What to produce:
Each record below should be output verbatim, without pictures.

----------------------------------------

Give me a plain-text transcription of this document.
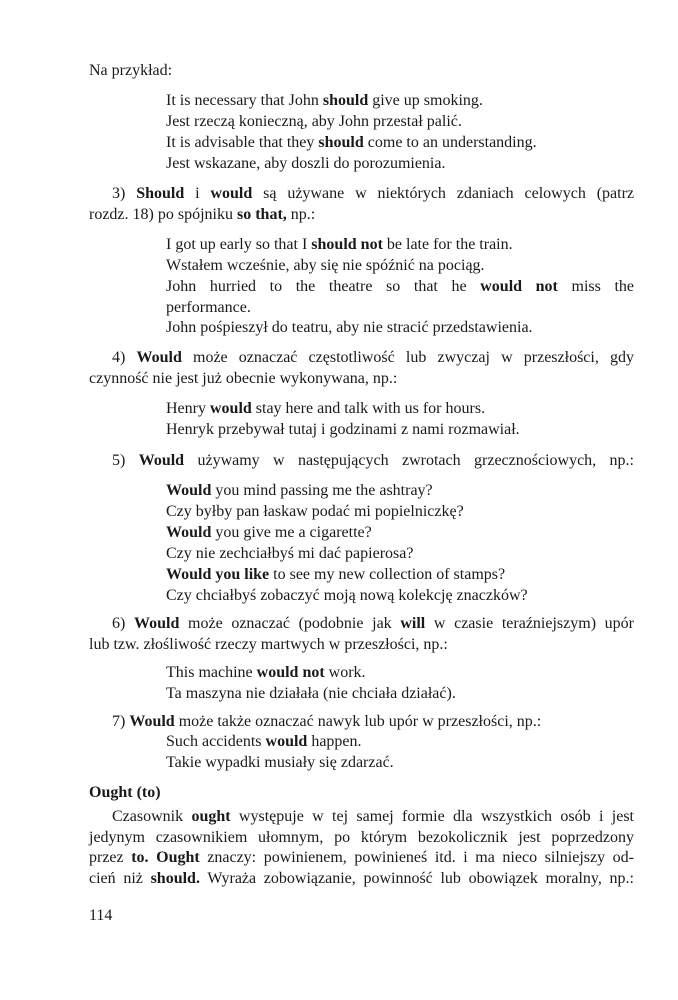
Na przykład:
It is necessary that John should give up smoking.
Jest rzeczą konieczną, aby John przestał palić.
It is advisable that they should come to an understanding.
Jest wskazane, aby doszli do porozumienia.
3) Should i would są używane w niektórych zdaniach celowych (patrz
rozdz. 18) po spójniku so that, np.:
I got up early so that I should not be late for the train.
Wstałem wcześnie, aby się nie spóźnić na pociąg.
John hurried to the theatre so that he would not miss the
performance.
John pośpieszył do teatru, aby nie stracić przedstawienia.
4) Would może oznaczać częstotliwość lub zwyczaj w przeszłości, gdy
czynność nie jest już obecnie wykonywana, np.:
Henry would stay here and talk with us for hours.
Henryk przebywał tutaj i godzinami z nami rozmawiał.
5) Would używamy w następujących zwrotach grzecznościowych, np.:
Would you mind passing me the ashtray?
Czy byłby pan łaskaw podać mi popielniczkę?
Would you give me a cigarette?
Czy nie zechciałbyś mi dać papierosa?
Would you like to see my new collection of stamps?
Czy chciałbyś zobaczyć moją nową kolekcję znaczków?
6) Would może oznaczać (podobnie jak will w czasie teraźniejszym) upór
lub tzw. złośliwość rzeczy martwych w przeszłości, np.:
This machine would not work.
Ta maszyna nie działała (nie chciała działać).
7) Would może także oznaczać nawyk lub upór w przeszłości, np.:
Such accidents would happen.
Takie wypadki musiały się zdarzać.
Ought (to)
Czasownik ought występuje w tej samej formie dla wszystkich osób i jest
jedynym czasownikiem ułomnym, po którym bezokolicznik jest poprzedzony
przez to. Ought znaczy: powinienem, powinieneś itd. i ma nieco silniejszy od-
cień niż should. Wyraża zobowiązanie, powinność lub obowiązek moralny, np.:
114
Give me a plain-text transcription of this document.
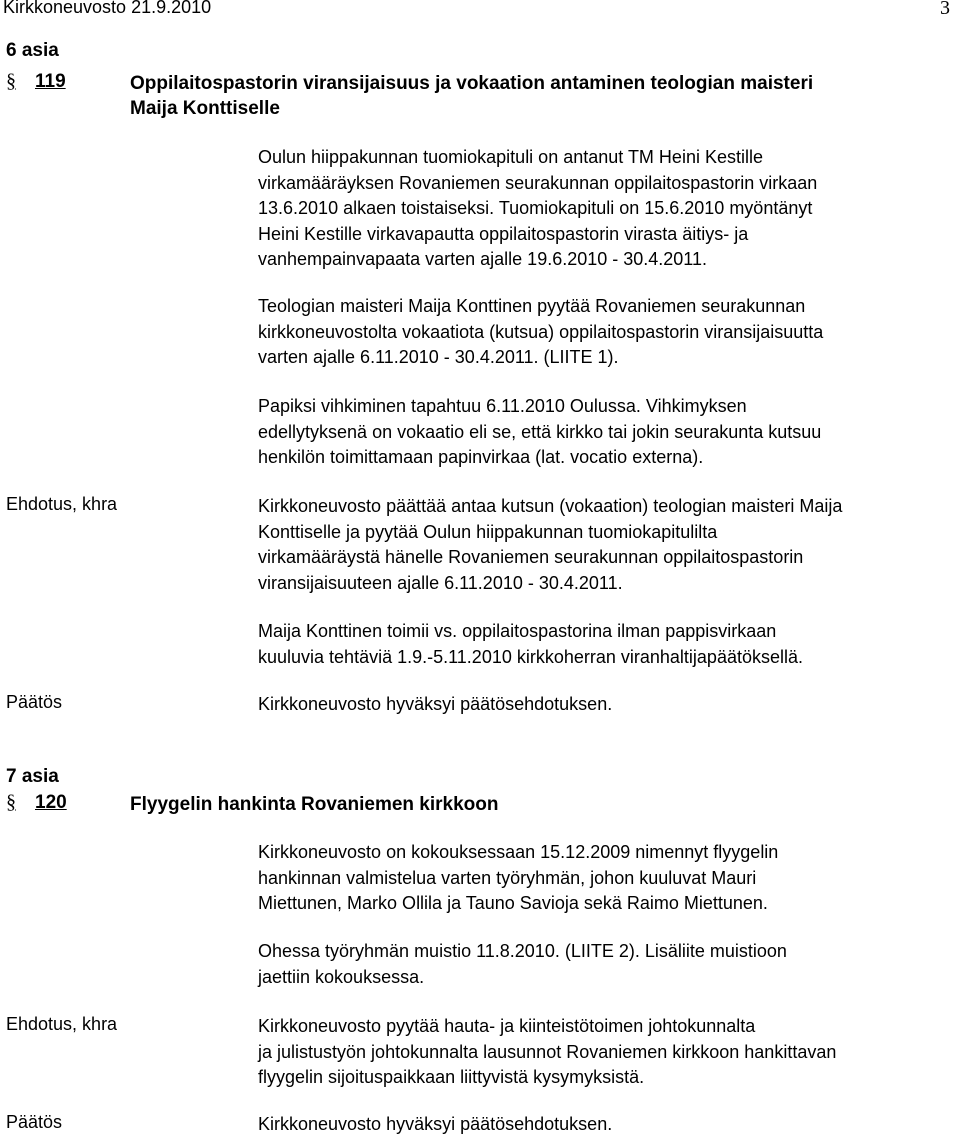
Kirkkoneuvosto 21.9.2010	3
6 asia
§ 119	Oppilaitospastorin viransijaisuus ja vokaation antaminen teologian maisteri
Maija Konttiselle
Oulun hiippakunnan tuomiokapituli on antanut TM Heini Kestille
virkamääräyksen Rovaniemen seurakunnan oppilaitospastorin virkaan
13.6.2010 alkaen toistaiseksi. Tuomiokapituli on 15.6.2010 myöntänyt
Heini Kestille virkavapautta oppilaitospastorin virasta äitiys- ja
vanhempainvapaata varten ajalle 19.6.2010 - 30.4.2011.
Teologian maisteri Maija Konttinen pyytää Rovaniemen seurakunnan
kirkkoneuvostolta vokaatiota (kutsua) oppilaitospastorin viransijaisuutta
varten ajalle 6.11.2010 - 30.4.2011. (LIITE 1).
Papiksi vihkiminen tapahtuu 6.11.2010 Oulussa. Vihkimyksen
edellytyksenä on vokaatio eli se, että kirkko tai jokin seurakunta kutsuu
henkilön toimittamaan papinvirkaa (lat. vocatio externa).
Ehdotus, khra	Kirkkoneuvosto päättää antaa kutsun (vokaation) teologian maisteri Maija
Konttiselle ja pyytää Oulun hiippakunnan tuomiokapitulilta
virkamääräystä hänelle Rovaniemen seurakunnan oppilaitospastorin
viransijaisuuteen ajalle 6.11.2010 - 30.4.2011.
Maija Konttinen toimii vs. oppilaitospastorina ilman pappisvirkaan
kuuluvia tehtäviä 1.9.-5.11.2010 kirkkoherran viranhaltijapäätöksellä.
Päätös	Kirkkoneuvosto hyväksyi päätösehdotuksen.
7 asia
§ 120	Flyygelin hankinta Rovaniemen kirkkoon
Kirkkoneuvosto on kokouksessaan 15.12.2009 nimennyt flyygelin
hankinnan valmistelua varten työryhmän, johon kuuluvat Mauri
Miettunen, Marko Ollila ja Tauno Savioja sekä Raimo Miettunen.
Ohessa työryhmän muistio 11.8.2010. (LIITE 2). Lisäliite muistioon
jaettiin kokouksessa.
Ehdotus, khra	Kirkkoneuvosto pyytää hauta- ja kiinteistötoimen johtokunnalta
ja julistustyön johtokunnalta lausunnot Rovaniemen kirkkoon hankittavan
flyygelin sijoituspaikkaan liittyvistä kysymyksistä.
Päätös	Kirkkoneuvosto hyväksyi päätösehdotuksen.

----------------------------------------

Solution for this problem:
Give me a plain-text transcription of this document.
Na przykład:
It is necessary that John should give up smoking.
Jest rzeczą konieczną, aby John przestał palić.
It is advisable that they should come to an understanding.
Jest wskazane, aby doszli do porozumienia.
3) Should i would są używane w niektórych zdaniach celowych (patrz
rozdz. 18) po spójniku so that, np.:
I got up early so that I should not be late for the train.
Wstałem wcześnie, aby się nie spóźnić na pociąg.
John hurried to the theatre so that he would not miss the
performance.
John pośpieszył do teatru, aby nie stracić przedstawienia.
4) Would może oznaczać częstotliwość lub zwyczaj w przeszłości, gdy
czynność nie jest już obecnie wykonywana, np.:
Henry would stay here and talk with us for hours.
Henryk przebywał tutaj i godzinami z nami rozmawiał.
5) Would używamy w następujących zwrotach grzecznościowych, np.:
Would you mind passing me the ashtray?
Czy byłby pan łaskaw podać mi popielniczkę?
Would you give me a cigarette?
Czy nie zechciałbyś mi dać papierosa?
Would you like to see my new collection of stamps?
Czy chciałbyś zobaczyć moją nową kolekcję znaczków?
6) Would może oznaczać (podobnie jak will w czasie teraźniejszym) upór
lub tzw. złośliwość rzeczy martwych w przeszłości, np.:
This machine would not work.
Ta maszyna nie działała (nie chciała działać).
7) Would może także oznaczać nawyk lub upór w przeszłości, np.:
Such accidents would happen.
Takie wypadki musiały się zdarzać.
Ought (to)
Czasownik ought występuje w tej samej formie dla wszystkich osób i jest
jedynym czasownikiem ułomnym, po którym bezokolicznik jest poprzedzony
przez to. Ought znaczy: powinienem, powinieneś itd. i ma nieco silniejszy od-
cień niż should. Wyraża zobowiązanie, powinność lub obowiązek moralny, np.:
114
Give me a plain-text transcription of this document.
Kirkkoneuvosto 21.9.2010	3
6 asia
§ 119	Oppilaitospastorin viransijaisuus ja vokaation antaminen teologian maisteri
Maija Konttiselle
Oulun hiippakunnan tuomiokapituli on antanut TM Heini Kestille
virkamääräyksen Rovaniemen seurakunnan oppilaitospastorin virkaan
13.6.2010 alkaen toistaiseksi. Tuomiokapituli on 15.6.2010 myöntänyt
Heini Kestille virkavapautta oppilaitospastorin virasta äitiys- ja
vanhempainvapaata varten ajalle 19.6.2010 - 30.4.2011.
Teologian maisteri Maija Konttinen pyytää Rovaniemen seurakunnan
kirkkoneuvostolta vokaatiota (kutsua) oppilaitospastorin viransijaisuutta
varten ajalle 6.11.2010 - 30.4.2011. (LIITE 1).
Papiksi vihkiminen tapahtuu 6.11.2010 Oulussa. Vihkimyksen
edellytyksenä on vokaatio eli se, että kirkko tai jokin seurakunta kutsuu
henkilön toimittamaan papinvirkaa (lat. vocatio externa).
Ehdotus, khra	Kirkkoneuvosto päättää antaa kutsun (vokaation) teologian maisteri Maija
Konttiselle ja pyytää Oulun hiippakunnan tuomiokapitulilta
virkamääräystä hänelle Rovaniemen seurakunnan oppilaitospastorin
viransijaisuuteen ajalle 6.11.2010 - 30.4.2011.
Maija Konttinen toimii vs. oppilaitospastorina ilman pappisvirkaan
kuuluvia tehtäviä 1.9.-5.11.2010 kirkkoherran viranhaltijapäätöksellä.
Päätös	Kirkkoneuvosto hyväksyi päätösehdotuksen.
7 asia
§ 120	Flyygelin hankinta Rovaniemen kirkkoon
Kirkkoneuvosto on kokouksessaan 15.12.2009 nimennyt flyygelin
hankinnan valmistelua varten työryhmän, johon kuuluvat Mauri
Miettunen, Marko Ollila ja Tauno Savioja sekä Raimo Miettunen.
Ohessa työryhmän muistio 11.8.2010. (LIITE 2). Lisäliite muistioon
jaettiin kokouksessa.
Ehdotus, khra	Kirkkoneuvosto pyytää hauta- ja kiinteistötoimen johtokunnalta
ja julistustyön johtokunnalta lausunnot Rovaniemen kirkkoon hankittavan
flyygelin sijoituspaikkaan liittyvistä kysymyksistä.
Päätös	Kirkkoneuvosto hyväksyi päätösehdotuksen.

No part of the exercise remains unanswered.